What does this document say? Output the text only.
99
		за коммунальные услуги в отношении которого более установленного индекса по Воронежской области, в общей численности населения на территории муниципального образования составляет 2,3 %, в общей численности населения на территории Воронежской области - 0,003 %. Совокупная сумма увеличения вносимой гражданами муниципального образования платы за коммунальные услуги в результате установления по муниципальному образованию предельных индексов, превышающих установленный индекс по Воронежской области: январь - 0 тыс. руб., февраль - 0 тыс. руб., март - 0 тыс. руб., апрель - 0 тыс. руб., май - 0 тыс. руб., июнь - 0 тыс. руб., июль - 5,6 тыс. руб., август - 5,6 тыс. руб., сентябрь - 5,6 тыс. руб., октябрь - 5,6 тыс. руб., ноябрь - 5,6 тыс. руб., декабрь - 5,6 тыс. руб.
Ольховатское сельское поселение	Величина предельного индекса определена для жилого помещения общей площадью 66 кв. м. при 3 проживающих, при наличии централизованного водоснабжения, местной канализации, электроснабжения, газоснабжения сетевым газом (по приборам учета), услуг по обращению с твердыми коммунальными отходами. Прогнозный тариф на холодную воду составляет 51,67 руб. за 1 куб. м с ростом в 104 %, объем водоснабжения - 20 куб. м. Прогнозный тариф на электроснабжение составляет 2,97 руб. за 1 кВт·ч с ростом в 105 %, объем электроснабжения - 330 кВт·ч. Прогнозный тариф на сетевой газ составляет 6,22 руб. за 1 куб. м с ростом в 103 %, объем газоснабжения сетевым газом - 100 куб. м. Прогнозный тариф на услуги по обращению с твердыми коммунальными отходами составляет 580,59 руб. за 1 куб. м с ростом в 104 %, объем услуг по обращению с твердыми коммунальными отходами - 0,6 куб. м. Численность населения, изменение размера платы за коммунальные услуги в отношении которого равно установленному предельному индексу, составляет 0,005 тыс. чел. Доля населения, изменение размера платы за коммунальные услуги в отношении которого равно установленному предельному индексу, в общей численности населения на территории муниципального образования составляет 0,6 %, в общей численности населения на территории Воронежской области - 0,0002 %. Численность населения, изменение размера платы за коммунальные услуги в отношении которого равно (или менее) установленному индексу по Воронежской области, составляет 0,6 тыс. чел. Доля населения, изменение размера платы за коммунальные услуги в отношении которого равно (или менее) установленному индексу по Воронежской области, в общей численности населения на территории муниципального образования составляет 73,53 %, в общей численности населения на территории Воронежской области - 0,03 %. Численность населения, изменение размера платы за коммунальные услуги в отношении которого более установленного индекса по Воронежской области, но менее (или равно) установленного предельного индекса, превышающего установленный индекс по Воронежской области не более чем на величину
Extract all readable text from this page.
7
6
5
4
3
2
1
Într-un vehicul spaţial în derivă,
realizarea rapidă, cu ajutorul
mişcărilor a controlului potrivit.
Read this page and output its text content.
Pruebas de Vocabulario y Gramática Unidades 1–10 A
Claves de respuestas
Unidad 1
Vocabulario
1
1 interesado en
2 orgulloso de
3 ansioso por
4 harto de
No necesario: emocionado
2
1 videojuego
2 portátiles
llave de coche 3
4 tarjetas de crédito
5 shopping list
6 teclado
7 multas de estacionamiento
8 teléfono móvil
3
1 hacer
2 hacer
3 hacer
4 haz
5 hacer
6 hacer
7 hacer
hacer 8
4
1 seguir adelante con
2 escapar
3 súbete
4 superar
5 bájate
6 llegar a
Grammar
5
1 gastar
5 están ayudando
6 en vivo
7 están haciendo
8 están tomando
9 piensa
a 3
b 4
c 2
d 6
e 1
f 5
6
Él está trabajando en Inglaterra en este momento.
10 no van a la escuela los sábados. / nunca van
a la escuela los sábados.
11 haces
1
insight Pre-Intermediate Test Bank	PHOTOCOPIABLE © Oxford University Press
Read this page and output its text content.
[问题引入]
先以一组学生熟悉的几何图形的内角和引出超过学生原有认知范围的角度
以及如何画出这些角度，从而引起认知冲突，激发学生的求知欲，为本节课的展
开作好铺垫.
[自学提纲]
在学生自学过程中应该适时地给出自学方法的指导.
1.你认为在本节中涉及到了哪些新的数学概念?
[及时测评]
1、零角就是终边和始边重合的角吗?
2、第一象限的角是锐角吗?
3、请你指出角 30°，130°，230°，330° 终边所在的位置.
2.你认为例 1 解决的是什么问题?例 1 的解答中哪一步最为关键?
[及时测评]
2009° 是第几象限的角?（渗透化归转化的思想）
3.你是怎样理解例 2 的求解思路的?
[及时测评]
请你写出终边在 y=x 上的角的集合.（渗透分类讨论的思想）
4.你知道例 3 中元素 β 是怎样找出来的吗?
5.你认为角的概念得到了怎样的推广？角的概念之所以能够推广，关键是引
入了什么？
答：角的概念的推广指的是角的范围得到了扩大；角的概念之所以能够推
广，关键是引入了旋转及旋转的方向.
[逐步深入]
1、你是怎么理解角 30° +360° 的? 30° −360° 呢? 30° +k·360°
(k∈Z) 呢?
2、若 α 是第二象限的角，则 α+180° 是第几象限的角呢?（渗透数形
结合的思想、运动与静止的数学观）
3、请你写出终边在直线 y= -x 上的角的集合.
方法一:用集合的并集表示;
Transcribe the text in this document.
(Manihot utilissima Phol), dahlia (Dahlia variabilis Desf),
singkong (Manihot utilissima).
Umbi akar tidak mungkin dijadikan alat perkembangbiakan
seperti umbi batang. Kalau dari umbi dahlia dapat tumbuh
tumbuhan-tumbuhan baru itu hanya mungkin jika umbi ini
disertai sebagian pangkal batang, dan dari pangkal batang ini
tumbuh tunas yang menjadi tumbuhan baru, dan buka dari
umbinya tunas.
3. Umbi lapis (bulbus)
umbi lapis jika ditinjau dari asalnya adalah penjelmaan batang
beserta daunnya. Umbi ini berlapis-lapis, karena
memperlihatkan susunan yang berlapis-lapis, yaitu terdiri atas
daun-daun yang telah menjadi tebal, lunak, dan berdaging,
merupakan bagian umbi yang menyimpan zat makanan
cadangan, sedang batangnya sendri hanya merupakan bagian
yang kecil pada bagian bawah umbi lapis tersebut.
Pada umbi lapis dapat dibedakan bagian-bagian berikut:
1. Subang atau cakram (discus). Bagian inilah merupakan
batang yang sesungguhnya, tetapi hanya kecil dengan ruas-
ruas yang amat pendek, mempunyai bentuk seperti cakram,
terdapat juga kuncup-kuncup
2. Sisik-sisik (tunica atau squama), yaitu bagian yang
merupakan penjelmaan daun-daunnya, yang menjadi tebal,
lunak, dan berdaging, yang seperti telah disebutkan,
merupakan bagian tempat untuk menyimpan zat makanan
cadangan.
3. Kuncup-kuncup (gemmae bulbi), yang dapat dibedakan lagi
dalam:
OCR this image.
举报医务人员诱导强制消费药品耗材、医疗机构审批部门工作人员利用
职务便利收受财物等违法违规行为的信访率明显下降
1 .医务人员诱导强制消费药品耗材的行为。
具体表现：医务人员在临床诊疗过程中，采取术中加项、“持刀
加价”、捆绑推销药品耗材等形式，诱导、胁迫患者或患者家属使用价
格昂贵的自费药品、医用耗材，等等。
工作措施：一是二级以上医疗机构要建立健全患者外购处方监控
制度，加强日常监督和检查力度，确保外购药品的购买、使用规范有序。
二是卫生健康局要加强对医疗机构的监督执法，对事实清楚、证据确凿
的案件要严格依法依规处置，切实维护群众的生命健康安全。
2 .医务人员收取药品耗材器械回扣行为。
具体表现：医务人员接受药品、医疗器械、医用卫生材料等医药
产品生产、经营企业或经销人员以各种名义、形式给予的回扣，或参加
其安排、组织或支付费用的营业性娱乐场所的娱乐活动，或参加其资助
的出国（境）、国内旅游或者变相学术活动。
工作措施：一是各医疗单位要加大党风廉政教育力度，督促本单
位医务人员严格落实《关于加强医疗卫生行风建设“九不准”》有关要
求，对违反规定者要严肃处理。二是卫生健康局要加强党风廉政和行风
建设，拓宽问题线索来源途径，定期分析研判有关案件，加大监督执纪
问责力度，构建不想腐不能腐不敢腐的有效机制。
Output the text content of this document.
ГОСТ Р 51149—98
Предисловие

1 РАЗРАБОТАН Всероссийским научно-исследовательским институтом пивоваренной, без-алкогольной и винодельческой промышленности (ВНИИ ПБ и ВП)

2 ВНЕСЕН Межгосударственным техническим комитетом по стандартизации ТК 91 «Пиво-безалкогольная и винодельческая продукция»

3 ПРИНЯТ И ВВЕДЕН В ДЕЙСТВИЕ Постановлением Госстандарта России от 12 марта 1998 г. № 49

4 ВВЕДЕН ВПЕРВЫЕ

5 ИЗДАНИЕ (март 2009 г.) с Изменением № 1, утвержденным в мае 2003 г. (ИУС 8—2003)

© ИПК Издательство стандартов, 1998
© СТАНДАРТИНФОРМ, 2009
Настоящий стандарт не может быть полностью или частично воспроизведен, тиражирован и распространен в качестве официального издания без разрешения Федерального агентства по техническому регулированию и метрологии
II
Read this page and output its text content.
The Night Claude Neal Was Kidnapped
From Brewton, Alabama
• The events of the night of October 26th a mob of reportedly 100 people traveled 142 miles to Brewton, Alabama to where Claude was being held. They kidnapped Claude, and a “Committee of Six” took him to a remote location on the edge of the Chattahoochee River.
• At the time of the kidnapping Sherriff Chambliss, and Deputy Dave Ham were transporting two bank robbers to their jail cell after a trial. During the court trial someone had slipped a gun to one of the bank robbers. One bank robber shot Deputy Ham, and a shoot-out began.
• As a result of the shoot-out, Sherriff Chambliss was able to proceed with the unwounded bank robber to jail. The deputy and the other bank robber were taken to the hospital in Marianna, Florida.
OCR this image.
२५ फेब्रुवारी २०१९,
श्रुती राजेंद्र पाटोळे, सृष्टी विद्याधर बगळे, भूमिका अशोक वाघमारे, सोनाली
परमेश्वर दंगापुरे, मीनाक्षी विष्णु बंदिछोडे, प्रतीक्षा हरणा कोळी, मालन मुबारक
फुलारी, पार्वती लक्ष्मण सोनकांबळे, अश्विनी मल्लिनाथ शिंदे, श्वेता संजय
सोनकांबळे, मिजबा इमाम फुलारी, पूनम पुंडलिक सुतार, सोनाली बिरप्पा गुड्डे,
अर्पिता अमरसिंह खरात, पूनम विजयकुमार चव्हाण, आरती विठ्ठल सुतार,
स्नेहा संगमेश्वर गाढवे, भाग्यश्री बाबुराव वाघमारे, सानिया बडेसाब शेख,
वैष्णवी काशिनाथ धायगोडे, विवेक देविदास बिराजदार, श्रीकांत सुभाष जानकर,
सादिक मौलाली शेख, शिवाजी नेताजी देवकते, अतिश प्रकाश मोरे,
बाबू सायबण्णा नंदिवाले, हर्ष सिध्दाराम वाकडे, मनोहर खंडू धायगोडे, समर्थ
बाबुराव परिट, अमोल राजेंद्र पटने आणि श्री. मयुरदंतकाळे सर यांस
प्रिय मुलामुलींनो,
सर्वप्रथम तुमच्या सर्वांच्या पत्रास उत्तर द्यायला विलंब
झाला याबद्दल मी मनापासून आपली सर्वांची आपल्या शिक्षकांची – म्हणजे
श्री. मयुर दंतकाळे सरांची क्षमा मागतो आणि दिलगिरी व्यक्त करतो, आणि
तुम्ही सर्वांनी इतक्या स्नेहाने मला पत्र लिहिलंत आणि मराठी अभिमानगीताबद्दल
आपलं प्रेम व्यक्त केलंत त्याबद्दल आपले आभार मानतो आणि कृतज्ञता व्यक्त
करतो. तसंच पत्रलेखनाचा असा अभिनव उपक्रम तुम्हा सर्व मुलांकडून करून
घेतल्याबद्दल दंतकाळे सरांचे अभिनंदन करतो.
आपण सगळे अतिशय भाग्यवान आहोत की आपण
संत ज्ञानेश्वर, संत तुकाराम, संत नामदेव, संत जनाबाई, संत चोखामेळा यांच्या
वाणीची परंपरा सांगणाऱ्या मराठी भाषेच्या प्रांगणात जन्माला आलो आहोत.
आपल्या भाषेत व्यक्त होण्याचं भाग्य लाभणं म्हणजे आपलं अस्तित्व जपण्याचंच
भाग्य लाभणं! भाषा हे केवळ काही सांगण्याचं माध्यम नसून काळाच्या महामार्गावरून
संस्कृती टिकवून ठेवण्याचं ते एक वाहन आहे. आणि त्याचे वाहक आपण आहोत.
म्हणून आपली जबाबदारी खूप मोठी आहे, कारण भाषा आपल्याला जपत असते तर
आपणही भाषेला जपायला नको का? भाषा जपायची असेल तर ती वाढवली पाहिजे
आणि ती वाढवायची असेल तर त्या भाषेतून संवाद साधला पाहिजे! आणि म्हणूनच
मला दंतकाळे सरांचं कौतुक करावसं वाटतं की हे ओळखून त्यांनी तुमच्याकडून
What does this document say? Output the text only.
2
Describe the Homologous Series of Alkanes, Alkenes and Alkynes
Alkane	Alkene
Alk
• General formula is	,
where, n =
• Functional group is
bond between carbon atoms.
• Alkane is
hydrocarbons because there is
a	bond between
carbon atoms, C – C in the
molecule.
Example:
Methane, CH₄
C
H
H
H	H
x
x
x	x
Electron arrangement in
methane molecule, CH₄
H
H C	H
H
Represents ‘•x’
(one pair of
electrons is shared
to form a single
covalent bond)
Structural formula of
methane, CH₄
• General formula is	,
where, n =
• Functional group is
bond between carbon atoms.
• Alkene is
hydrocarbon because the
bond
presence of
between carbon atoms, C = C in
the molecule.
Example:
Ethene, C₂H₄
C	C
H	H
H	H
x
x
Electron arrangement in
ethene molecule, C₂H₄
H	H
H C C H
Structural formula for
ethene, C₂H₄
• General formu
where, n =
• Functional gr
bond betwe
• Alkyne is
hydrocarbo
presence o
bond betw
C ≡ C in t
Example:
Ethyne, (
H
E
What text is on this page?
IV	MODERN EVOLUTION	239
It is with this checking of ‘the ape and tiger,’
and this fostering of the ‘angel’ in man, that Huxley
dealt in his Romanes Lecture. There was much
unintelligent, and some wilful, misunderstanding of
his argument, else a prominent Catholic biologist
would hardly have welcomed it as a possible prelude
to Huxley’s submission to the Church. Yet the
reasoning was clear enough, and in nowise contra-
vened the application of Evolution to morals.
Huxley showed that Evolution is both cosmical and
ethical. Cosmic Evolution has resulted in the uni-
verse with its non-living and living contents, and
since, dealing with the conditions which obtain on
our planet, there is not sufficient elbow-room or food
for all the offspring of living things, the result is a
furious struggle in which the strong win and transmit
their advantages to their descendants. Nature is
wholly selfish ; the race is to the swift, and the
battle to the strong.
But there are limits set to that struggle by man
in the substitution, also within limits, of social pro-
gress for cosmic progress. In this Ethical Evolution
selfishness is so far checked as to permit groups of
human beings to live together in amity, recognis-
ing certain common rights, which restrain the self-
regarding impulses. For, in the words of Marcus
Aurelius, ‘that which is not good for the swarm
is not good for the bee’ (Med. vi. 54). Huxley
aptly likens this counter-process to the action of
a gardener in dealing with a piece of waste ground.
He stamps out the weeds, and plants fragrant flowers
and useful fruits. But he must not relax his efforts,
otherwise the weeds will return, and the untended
-.-.-
» GOAL:
Copy each line of the listing that holds the word "between".

» REPLY:
bond between carbon atoms.
a	bond between
bond between carbon atoms.
between carbon atoms, C = C in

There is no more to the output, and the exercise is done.